- Texto dado -
● ● ● ●

Diplomático. Profesor de Derecho internacional

La libertad de enseñanza no es sino un corolario de la libertad de pensamiento, de conciencia y de religión y de la libertad de expresión (artículos 18 y 19 del pacto de Derechos Civiles y Políticos (DCP). Por tanto, la libertad de enseñanza sólo exige del Estado un deber de abstención, una obligación de no impedir la transmisión de conocimientos y doctrinas por personas e instituciones, naturalmente dentro de las reglamentaciones que se establezcan legalmente para salvaguardar, según la expresión consagrada, la seguridad, el orden, la salud o la moral públicos y los derechos y libertades de los demás.

● ● ● ●

- Extracto de datos -
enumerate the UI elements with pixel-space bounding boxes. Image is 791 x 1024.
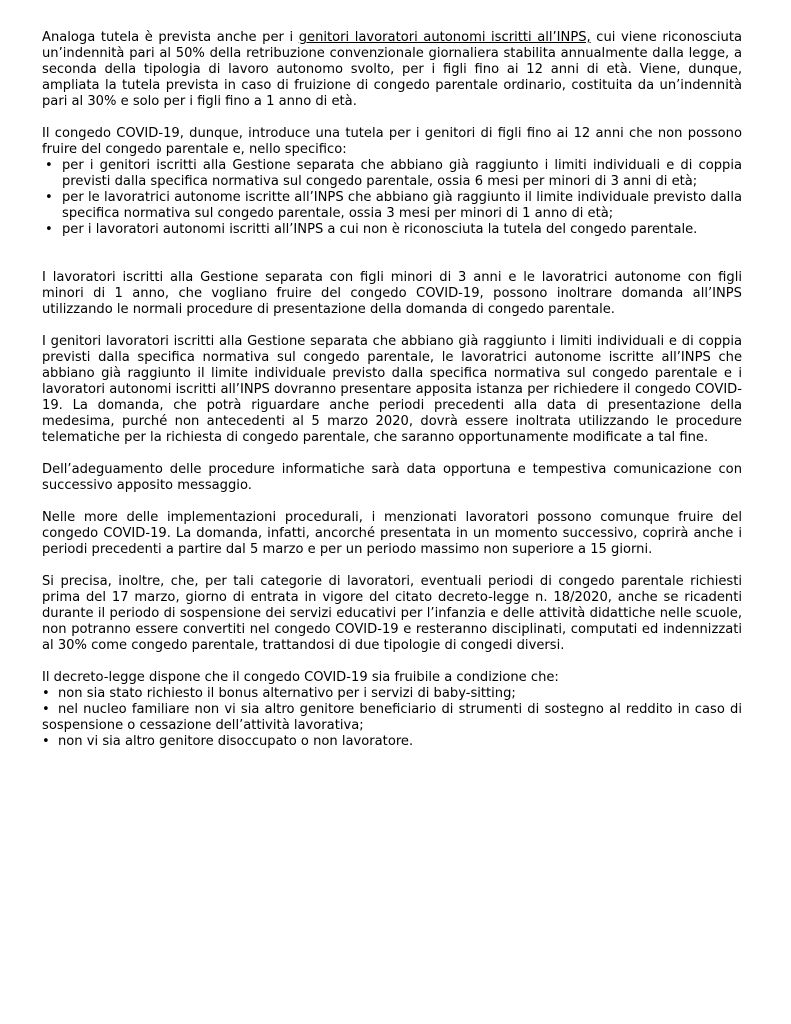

● ● ● ●

- Tu tarea -
Di si cada afirmación coincide con el texto sobre la libertad de enseñanza. Responde sí o no y copia las palabras del texto que lo deciden.
(a) La libertad de enseñanza le pide al Estado un deber de abstención.
(b) El texto menciona los artículos 18 y 19 del pacto de Derechos Económicos, Sociales y Culturales.
(c) Según el texto, la transmisión de conocimientos queda libre de cualquier reglamentación legal.
El material es aparte y no tiene que ver con el texto.

- Solución -
(a) Sí: "la libertad de enseñanza sólo exige del Estado un deber de abstención".
(b) No: "artículos 18 y 19 del pacto de Derechos Civiles y Políticos".
(c) No: "naturalmente dentro de las reglamentaciones que se establezcan legalmente".